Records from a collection
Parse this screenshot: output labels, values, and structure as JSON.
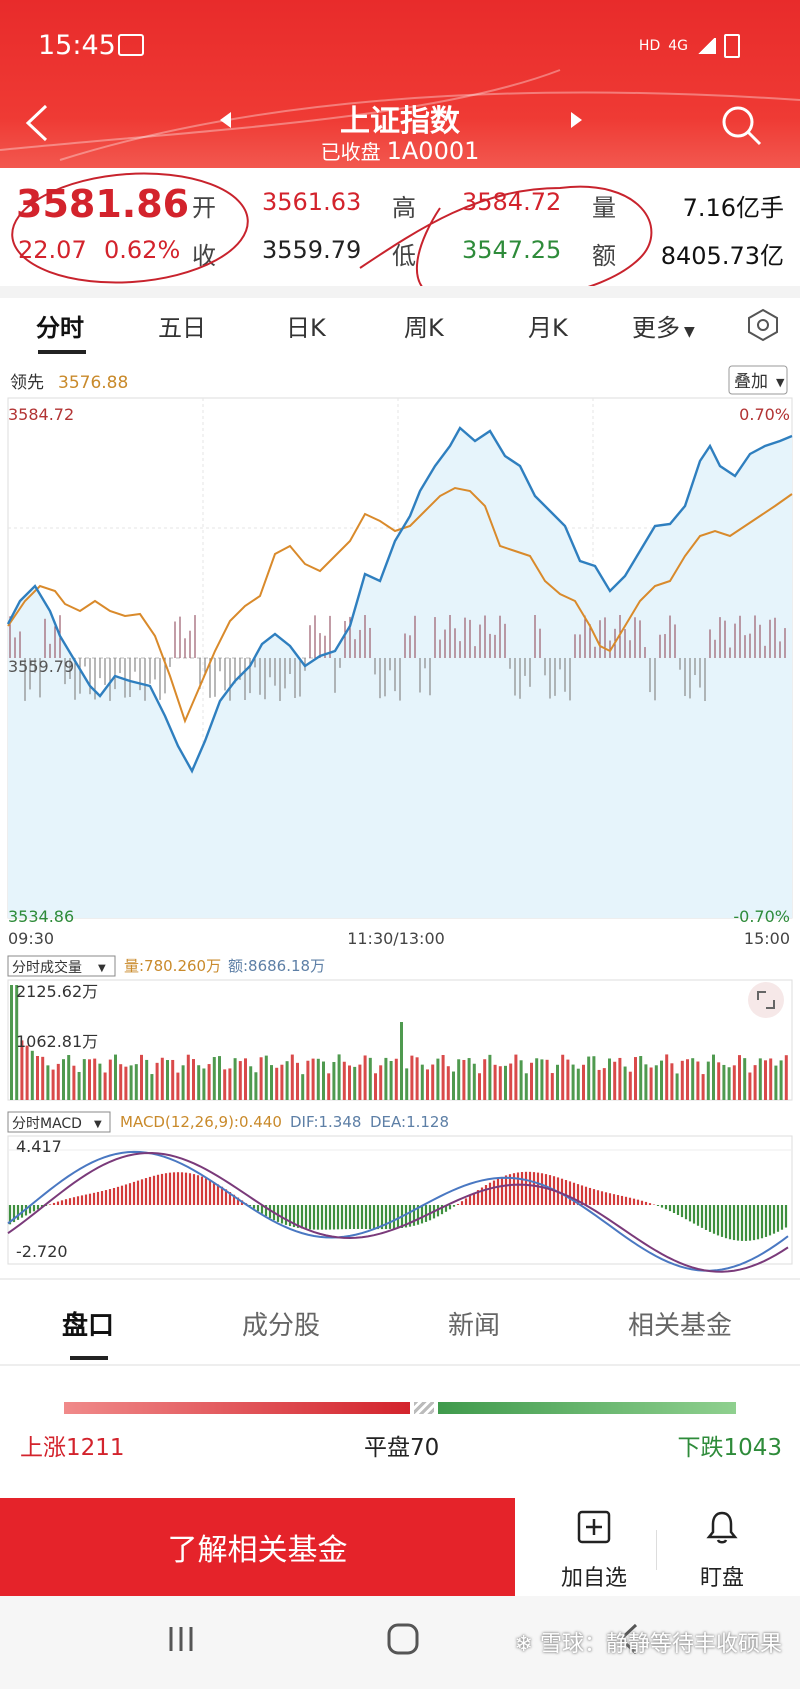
{
  "status_bar": {
    "time": "15:45",
    "network": "4G",
    "hd": "HD"
  },
  "header": {
    "title": "上证指数",
    "status": "已收盘",
    "code": "1A0001"
  },
  "quote": {
    "price": "3581.86",
    "change": "22.07",
    "change_pct": "0.62%",
    "open_label": "开",
    "open": "3561.63",
    "close_label": "收",
    "prev_close": "3559.79",
    "high_label": "高",
    "high": "3584.72",
    "low_label": "低",
    "low": "3547.25",
    "vol_label": "量",
    "volume": "7.16亿手",
    "amt_label": "额",
    "amount": "8405.73亿"
  },
  "period_tabs": [
    "分时",
    "五日",
    "日K",
    "周K",
    "月K",
    "更多"
  ],
  "chart": {
    "leader_label": "领先",
    "leader_value": "3576.88",
    "overlay_button": "叠加",
    "y_top": "3584.72",
    "y_mid": "3559.79",
    "y_bottom": "3534.86",
    "pct_top": "0.70%",
    "pct_bottom": "-0.70%",
    "time_start": "09:30",
    "time_mid": "11:30/13:00",
    "time_end": "15:00"
  },
  "volume_panel": {
    "selector": "分时成交量",
    "vol_text": "量:780.260万",
    "amt_text": "额:8686.18万",
    "y_top": "2125.62万",
    "y_mid": "1062.81万"
  },
  "macd_panel": {
    "selector": "分时MACD",
    "macd_text": "MACD(12,26,9):0.440",
    "dif_text": "DIF:1.348",
    "dea_text": "DEA:1.128",
    "y_top": "4.417",
    "y_bottom": "-2.720"
  },
  "bottom_tabs": [
    "盘口",
    "成分股",
    "新闻",
    "相关基金"
  ],
  "breadth": {
    "up": "上涨1211",
    "flat": "平盘70",
    "down": "下跌1043",
    "up_count": 1211,
    "flat_count": 70,
    "down_count": 1043
  },
  "footer": {
    "cta": "了解相关基金",
    "watchlist": "加自选",
    "monitor": "盯盘"
  },
  "watermark": "雪球：静静等待丰收硕果",
  "colors": {
    "brand_red": "#e5232a",
    "up_red": "#d3232c",
    "down_green": "#2e8b3a",
    "index_line": "#2f7fbf",
    "avg_line": "#d98a2b"
  }
}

What is needed: Exclude every picture and copy the remaining data exactly.

Task solution:
Parse this screenshot: output labels, values, and structure as JSON.
{
  "status_bar": {
    "time": "15:45",
    "network": "4G",
    "hd": "HD"
  },
  "header": {
    "title": "上证指数",
    "status": "已收盘",
    "code": "1A0001"
  },
  "quote": {
    "price": "3581.86",
    "change": "22.07",
    "change_pct": "0.62%",
    "open_label": "开",
    "open": "3561.63",
    "close_label": "收",
    "prev_close": "3559.79",
    "high_label": "高",
    "high": "3584.72",
    "low_label": "低",
    "low": "3547.25",
    "vol_label": "量",
    "volume": "7.16亿手",
    "amt_label": "额",
    "amount": "8405.73亿"
  },
  "period_tabs": [
    "分时",
    "五日",
    "日K",
    "周K",
    "月K",
    "更多"
  ],
  "chart": {
    "leader_label": "领先",
    "leader_value": "3576.88",
    "overlay_button": "叠加",
    "y_top": "3584.72",
    "y_mid": "3559.79",
    "y_bottom": "3534.86",
    "pct_top": "0.70%",
    "pct_bottom": "-0.70%",
    "time_start": "09:30",
    "time_mid": "11:30/13:00",
    "time_end": "15:00"
  },
  "volume_panel": {
    "selector": "分时成交量",
    "vol_text": "量:780.260万",
    "amt_text": "额:8686.18万",
    "y_top": "2125.62万",
    "y_mid": "1062.81万"
  },
  "macd_panel": {
    "selector": "分时MACD",
    "macd_text": "MACD(12,26,9):0.440",
    "dif_text": "DIF:1.348",
    "dea_text": "DEA:1.128",
    "y_top": "4.417",
    "y_bottom": "-2.720"
  },
  "bottom_tabs": [
    "盘口",
    "成分股",
    "新闻",
    "相关基金"
  ],
  "breadth": {
    "up": "上涨1211",
    "flat": "平盘70",
    "down": "下跌1043",
    "up_count": 1211,
    "flat_count": 70,
    "down_count": 1043
  },
  "footer": {
    "cta": "了解相关基金",
    "watchlist": "加自选",
    "monitor": "盯盘"
  },
  "watermark": "雪球：静静等待丰收硕果",
  "colors": {
    "brand_red": "#e5232a",
    "up_red": "#d3232c",
    "down_green": "#2e8b3a",
    "index_line": "#2f7fbf",
    "avg_line": "#d98a2b"
  }
}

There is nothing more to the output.